WHAT IS NEEDED: Go through the records underneath and count the lines that include the string "Pfalz". Give nothing but the number.

DATA ENTRIES:
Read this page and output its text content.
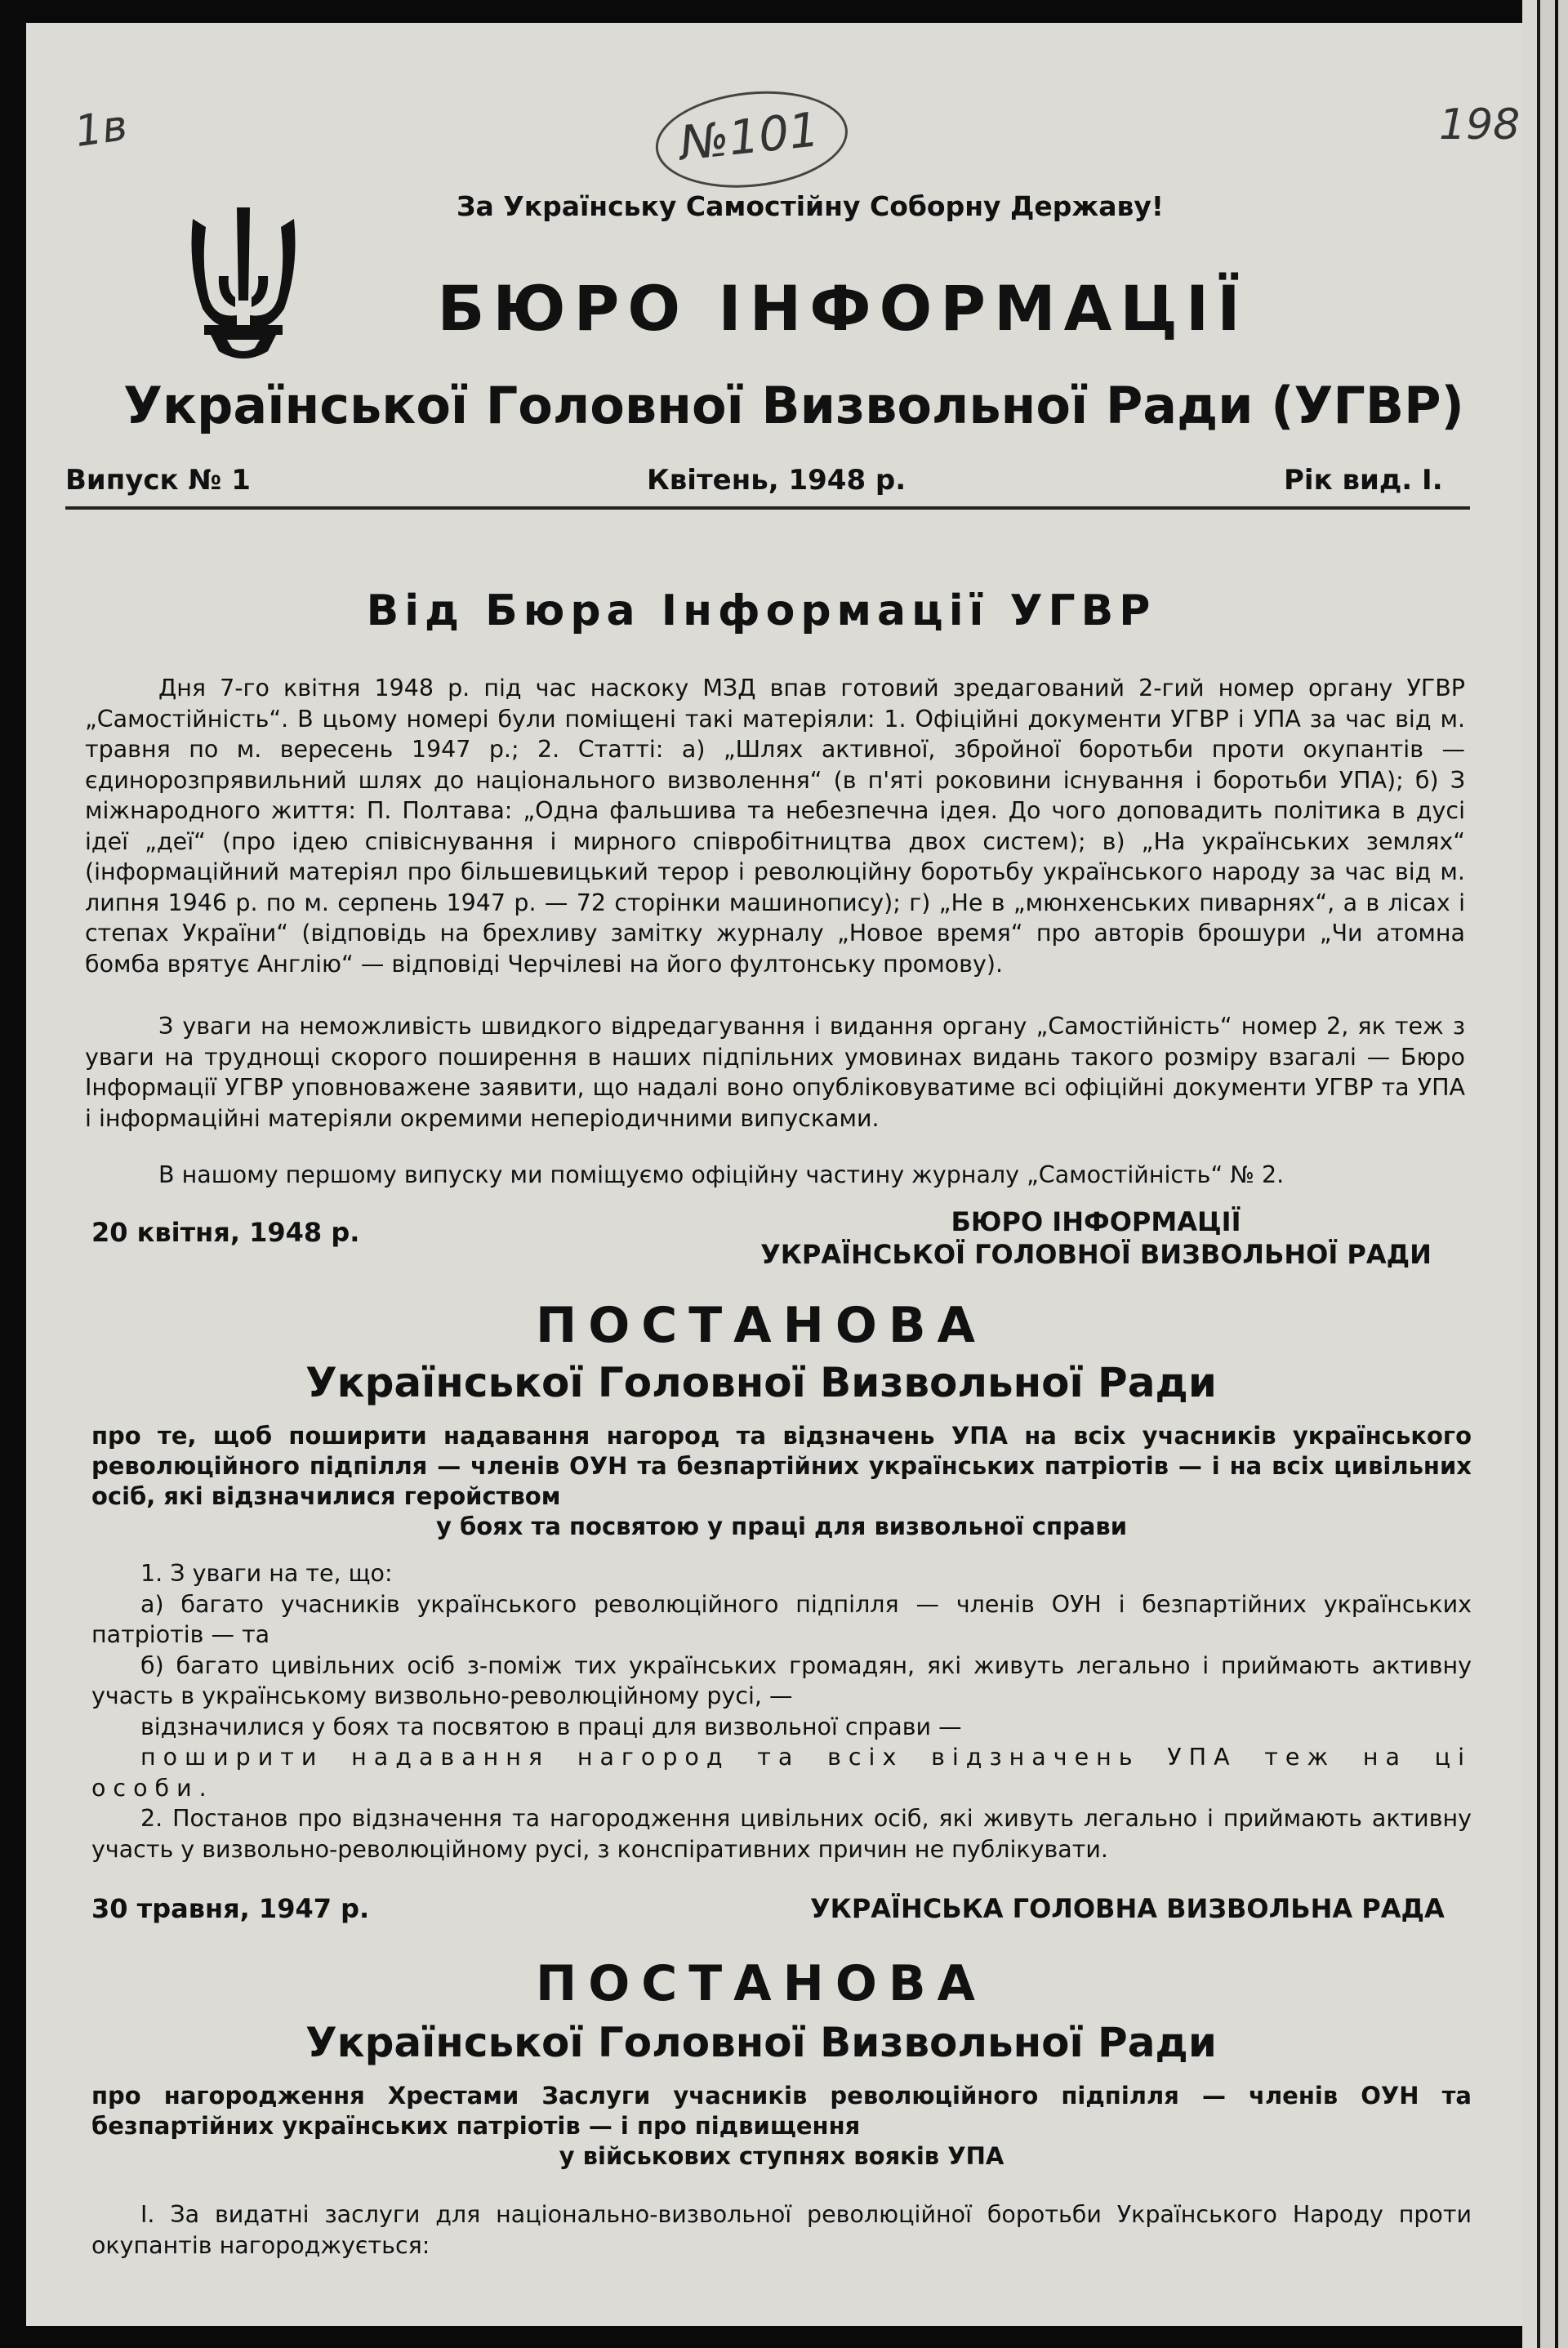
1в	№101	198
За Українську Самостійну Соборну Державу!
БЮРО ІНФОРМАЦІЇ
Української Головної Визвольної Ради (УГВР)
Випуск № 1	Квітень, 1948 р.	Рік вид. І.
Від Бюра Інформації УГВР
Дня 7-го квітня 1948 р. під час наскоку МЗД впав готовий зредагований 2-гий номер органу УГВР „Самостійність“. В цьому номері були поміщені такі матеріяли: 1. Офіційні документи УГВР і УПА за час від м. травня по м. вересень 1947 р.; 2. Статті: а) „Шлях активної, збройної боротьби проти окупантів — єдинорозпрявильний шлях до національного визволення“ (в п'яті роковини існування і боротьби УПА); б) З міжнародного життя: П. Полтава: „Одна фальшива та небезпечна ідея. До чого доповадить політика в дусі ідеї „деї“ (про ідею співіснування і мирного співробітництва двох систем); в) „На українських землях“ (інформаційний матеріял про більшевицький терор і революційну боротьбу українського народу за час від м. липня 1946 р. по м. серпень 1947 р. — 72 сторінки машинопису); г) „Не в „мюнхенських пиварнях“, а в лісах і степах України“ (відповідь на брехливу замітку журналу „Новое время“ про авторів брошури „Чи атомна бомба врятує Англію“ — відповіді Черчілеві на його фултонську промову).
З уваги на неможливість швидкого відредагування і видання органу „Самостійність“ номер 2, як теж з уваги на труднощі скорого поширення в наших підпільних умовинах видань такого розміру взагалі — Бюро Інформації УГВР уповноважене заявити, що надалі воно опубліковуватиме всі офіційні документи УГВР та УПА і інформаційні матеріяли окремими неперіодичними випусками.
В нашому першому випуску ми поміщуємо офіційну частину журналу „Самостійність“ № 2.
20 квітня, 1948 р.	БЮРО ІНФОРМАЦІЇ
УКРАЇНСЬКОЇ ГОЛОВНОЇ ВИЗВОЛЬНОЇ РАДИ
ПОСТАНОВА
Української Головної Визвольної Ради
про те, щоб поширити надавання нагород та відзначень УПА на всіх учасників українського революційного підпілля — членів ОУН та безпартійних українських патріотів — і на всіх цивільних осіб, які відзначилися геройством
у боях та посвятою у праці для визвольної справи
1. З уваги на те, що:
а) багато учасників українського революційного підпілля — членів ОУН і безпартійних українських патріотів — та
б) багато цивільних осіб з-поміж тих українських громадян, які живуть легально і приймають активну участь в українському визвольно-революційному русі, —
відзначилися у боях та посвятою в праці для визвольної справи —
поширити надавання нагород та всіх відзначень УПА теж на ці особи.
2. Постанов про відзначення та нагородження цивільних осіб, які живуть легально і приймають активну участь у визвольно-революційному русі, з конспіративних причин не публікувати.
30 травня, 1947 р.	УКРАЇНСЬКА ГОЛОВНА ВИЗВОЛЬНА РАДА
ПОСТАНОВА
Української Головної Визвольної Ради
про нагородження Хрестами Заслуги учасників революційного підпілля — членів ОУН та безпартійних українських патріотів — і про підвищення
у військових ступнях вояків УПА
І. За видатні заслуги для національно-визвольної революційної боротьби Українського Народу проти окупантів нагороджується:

---

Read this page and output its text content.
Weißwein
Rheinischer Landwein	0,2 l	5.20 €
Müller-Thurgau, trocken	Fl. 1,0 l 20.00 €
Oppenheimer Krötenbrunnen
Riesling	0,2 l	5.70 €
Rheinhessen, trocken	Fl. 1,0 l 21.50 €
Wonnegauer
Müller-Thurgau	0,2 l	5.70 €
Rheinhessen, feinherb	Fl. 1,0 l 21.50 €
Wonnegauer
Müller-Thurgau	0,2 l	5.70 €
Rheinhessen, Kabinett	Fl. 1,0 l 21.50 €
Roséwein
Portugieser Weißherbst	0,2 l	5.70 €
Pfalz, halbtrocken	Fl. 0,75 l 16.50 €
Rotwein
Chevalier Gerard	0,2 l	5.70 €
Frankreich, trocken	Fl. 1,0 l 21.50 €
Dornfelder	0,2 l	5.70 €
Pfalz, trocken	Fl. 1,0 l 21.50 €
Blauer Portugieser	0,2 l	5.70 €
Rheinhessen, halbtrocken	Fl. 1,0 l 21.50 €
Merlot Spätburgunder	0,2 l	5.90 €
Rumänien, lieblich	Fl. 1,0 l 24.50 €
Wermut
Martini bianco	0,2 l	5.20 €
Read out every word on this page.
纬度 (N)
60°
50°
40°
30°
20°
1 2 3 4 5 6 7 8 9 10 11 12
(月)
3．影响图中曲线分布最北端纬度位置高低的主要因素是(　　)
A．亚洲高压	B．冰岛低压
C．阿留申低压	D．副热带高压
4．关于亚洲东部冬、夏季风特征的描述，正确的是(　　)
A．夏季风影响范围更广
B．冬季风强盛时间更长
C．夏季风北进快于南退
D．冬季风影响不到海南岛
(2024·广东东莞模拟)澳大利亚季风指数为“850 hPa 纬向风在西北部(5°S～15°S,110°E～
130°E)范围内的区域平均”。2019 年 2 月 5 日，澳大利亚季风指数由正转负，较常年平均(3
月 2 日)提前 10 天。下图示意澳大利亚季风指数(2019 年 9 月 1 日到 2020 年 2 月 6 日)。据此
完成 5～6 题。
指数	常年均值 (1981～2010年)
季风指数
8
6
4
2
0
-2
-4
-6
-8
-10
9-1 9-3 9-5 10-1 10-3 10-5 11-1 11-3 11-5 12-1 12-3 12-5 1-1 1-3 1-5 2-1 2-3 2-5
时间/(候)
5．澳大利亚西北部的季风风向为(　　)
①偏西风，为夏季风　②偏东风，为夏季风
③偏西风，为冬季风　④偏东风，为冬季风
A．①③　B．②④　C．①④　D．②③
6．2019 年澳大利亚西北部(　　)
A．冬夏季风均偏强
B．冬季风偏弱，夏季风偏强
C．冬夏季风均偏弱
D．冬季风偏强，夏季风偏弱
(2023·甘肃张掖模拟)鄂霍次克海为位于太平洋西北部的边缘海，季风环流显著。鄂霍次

RESPONSE: 2